▶ Work instructions: Repeat each entry as written, dropping any picture you find.

Data records
#####

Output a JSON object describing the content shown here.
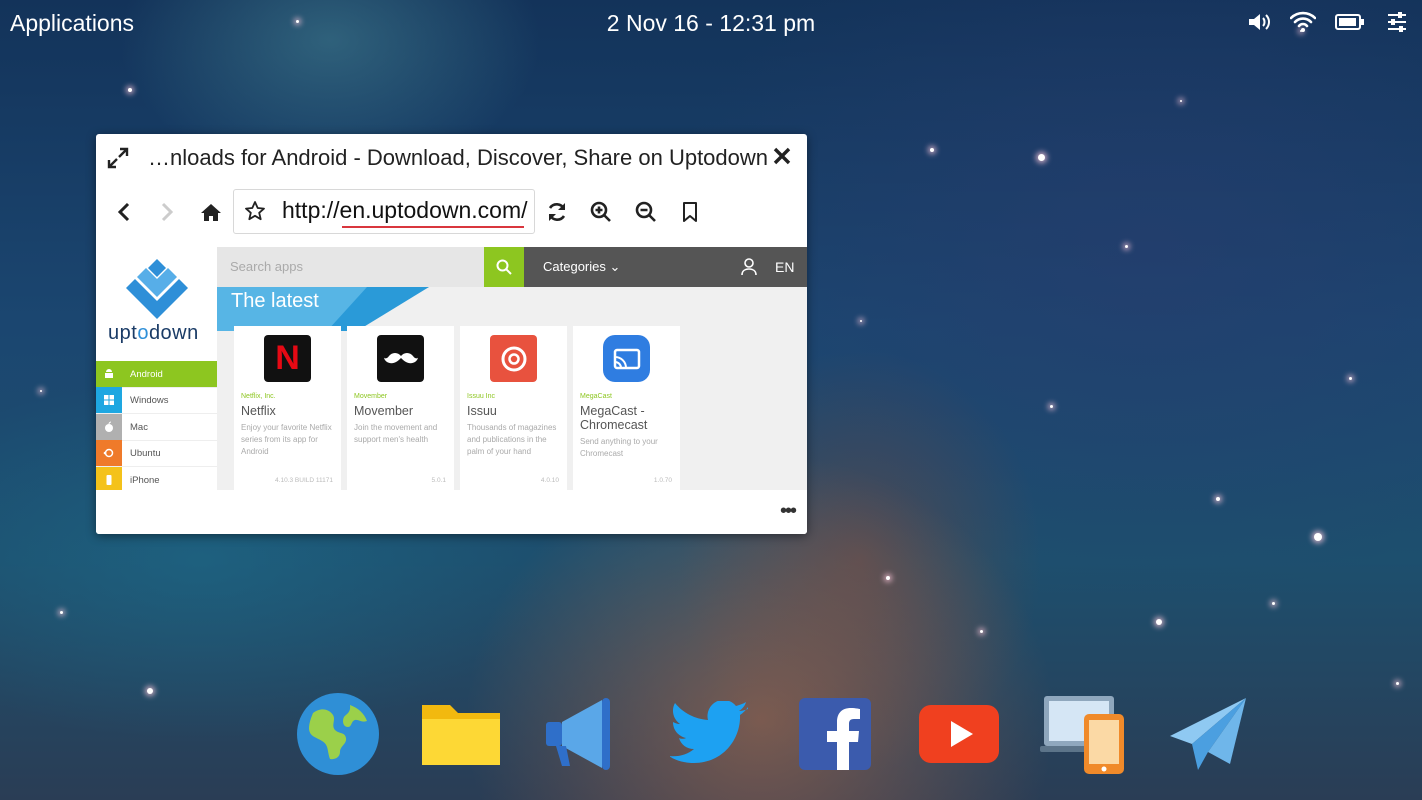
{
  "topbar": {
    "applications_label": "Applications",
    "clock": "2 Nov 16 - 12:31 pm",
    "tray_icons": [
      "volume-icon",
      "wifi-icon",
      "battery-icon",
      "settings-sliders-icon"
    ]
  },
  "window": {
    "title": "…nloads for Android - Download, Discover, Share on Uptodown",
    "url": "http://en.uptodown.com/",
    "toolbar_icons": [
      "back-icon",
      "forward-icon",
      "home-icon",
      "bookmark-star-icon",
      "refresh-icon",
      "zoom-in-icon",
      "zoom-out-icon",
      "bookmark-icon"
    ],
    "more_label": "•••"
  },
  "site": {
    "logo_text_pre": "upt",
    "logo_text_o": "o",
    "logo_text_post": "down",
    "search_placeholder": "Search apps",
    "categories_label": "Categories",
    "lang": "EN",
    "banner_title": "The latest",
    "accent_color": "#8dc620",
    "platforms": [
      {
        "label": "Android",
        "color": "#8dc620"
      },
      {
        "label": "Windows",
        "color": "#1ea7e1"
      },
      {
        "label": "Mac",
        "color": "#b0b0b0"
      },
      {
        "label": "Ubuntu",
        "color": "#ef7a2a"
      },
      {
        "label": "iPhone",
        "color": "#f4c21a"
      }
    ],
    "apps": [
      {
        "developer": "Netflix, Inc.",
        "name": "Netflix",
        "description": "Enjoy your favorite Netflix series from its app for Android",
        "version": "4.10.3 BUILD 11171",
        "icon_color": "#111111"
      },
      {
        "developer": "Movember",
        "name": "Movember",
        "description": "Join the movement and support men's health",
        "version": "5.0.1",
        "icon_color": "#111111"
      },
      {
        "developer": "Issuu Inc",
        "name": "Issuu",
        "description": "Thousands of magazines and publications in the palm of your hand",
        "version": "4.0.10",
        "icon_color": "#e8523e"
      },
      {
        "developer": "MegaCast",
        "name": "MegaCast - Chromecast",
        "description": "Send anything to your Chromecast",
        "version": "1.0.70",
        "icon_color": "#2f7de1"
      }
    ]
  },
  "dock": [
    "globe-icon",
    "folder-icon",
    "megaphone-icon",
    "twitter-icon",
    "facebook-icon",
    "youtube-icon",
    "devices-icon",
    "paper-plane-icon"
  ]
}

#####

▶ Output of the exercise:
Output a JSON object describing the content shown here.
{
  "topbar": {
    "applications_label": "Applications",
    "clock": "2 Nov 16 - 12:31 pm",
    "tray_icons": [
      "volume-icon",
      "wifi-icon",
      "battery-icon",
      "settings-sliders-icon"
    ]
  },
  "window": {
    "title": "…nloads for Android - Download, Discover, Share on Uptodown",
    "url": "http://en.uptodown.com/",
    "toolbar_icons": [
      "back-icon",
      "forward-icon",
      "home-icon",
      "bookmark-star-icon",
      "refresh-icon",
      "zoom-in-icon",
      "zoom-out-icon",
      "bookmark-icon"
    ],
    "more_label": "•••"
  },
  "site": {
    "logo_text_pre": "upt",
    "logo_text_o": "o",
    "logo_text_post": "down",
    "search_placeholder": "Search apps",
    "categories_label": "Categories",
    "lang": "EN",
    "banner_title": "The latest",
    "accent_color": "#8dc620",
    "platforms": [
      {
        "label": "Android",
        "color": "#8dc620"
      },
      {
        "label": "Windows",
        "color": "#1ea7e1"
      },
      {
        "label": "Mac",
        "color": "#b0b0b0"
      },
      {
        "label": "Ubuntu",
        "color": "#ef7a2a"
      },
      {
        "label": "iPhone",
        "color": "#f4c21a"
      }
    ],
    "apps": [
      {
        "developer": "Netflix, Inc.",
        "name": "Netflix",
        "description": "Enjoy your favorite Netflix series from its app for Android",
        "version": "4.10.3 BUILD 11171",
        "icon_color": "#111111"
      },
      {
        "developer": "Movember",
        "name": "Movember",
        "description": "Join the movement and support men's health",
        "version": "5.0.1",
        "icon_color": "#111111"
      },
      {
        "developer": "Issuu Inc",
        "name": "Issuu",
        "description": "Thousands of magazines and publications in the palm of your hand",
        "version": "4.0.10",
        "icon_color": "#e8523e"
      },
      {
        "developer": "MegaCast",
        "name": "MegaCast - Chromecast",
        "description": "Send anything to your Chromecast",
        "version": "1.0.70",
        "icon_color": "#2f7de1"
      }
    ]
  },
  "dock": [
    "globe-icon",
    "folder-icon",
    "megaphone-icon",
    "twitter-icon",
    "facebook-icon",
    "youtube-icon",
    "devices-icon",
    "paper-plane-icon"
  ]
}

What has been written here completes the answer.